* **Stated exercise**
List every line in this data where the string "frame" occurs.

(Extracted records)

##############################

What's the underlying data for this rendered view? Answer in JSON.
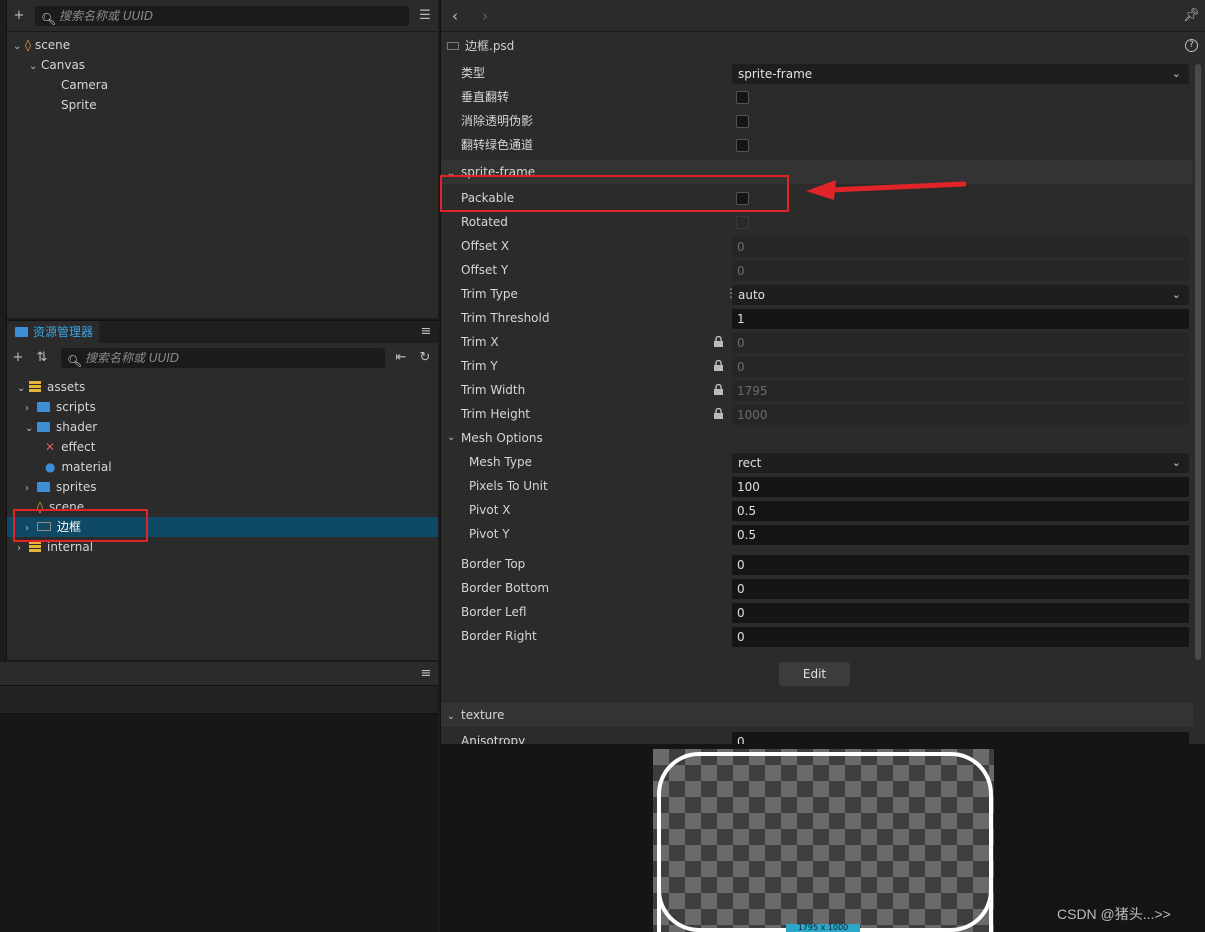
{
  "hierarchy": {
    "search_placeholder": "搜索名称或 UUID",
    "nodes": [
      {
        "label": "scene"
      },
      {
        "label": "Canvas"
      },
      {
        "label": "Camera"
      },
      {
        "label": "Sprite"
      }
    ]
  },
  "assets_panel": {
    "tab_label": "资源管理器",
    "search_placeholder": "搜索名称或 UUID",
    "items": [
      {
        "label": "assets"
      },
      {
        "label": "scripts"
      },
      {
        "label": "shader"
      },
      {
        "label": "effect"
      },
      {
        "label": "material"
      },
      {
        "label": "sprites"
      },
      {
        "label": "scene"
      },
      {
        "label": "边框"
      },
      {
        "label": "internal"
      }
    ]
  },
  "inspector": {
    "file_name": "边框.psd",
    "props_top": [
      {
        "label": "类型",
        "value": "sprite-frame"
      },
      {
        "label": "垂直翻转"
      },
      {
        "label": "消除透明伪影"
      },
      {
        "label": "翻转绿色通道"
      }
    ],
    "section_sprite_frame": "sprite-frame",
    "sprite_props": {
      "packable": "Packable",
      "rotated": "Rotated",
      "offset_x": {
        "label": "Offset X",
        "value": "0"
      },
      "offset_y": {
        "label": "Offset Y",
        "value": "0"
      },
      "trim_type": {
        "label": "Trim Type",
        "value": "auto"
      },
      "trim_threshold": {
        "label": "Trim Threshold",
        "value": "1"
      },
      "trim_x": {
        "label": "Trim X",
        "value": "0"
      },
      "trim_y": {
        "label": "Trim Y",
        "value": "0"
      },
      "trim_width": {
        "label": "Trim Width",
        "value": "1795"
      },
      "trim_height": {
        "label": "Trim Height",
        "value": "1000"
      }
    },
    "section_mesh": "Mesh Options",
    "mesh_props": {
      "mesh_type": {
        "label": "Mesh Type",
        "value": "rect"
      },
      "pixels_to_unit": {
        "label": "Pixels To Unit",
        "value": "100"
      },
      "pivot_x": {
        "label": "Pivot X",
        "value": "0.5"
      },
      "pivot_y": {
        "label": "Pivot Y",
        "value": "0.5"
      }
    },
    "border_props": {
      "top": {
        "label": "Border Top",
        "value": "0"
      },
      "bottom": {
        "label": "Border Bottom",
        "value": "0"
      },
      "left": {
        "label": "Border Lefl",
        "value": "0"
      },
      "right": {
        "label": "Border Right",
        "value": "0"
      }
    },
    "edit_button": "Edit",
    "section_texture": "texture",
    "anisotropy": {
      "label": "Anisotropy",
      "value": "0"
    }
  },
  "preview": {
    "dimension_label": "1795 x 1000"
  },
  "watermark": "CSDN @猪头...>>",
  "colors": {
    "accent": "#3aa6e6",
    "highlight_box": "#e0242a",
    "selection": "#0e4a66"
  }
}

##############################

* **Final answer**
        "value": "sprite-frame"
    "section_sprite_frame": "sprite-frame",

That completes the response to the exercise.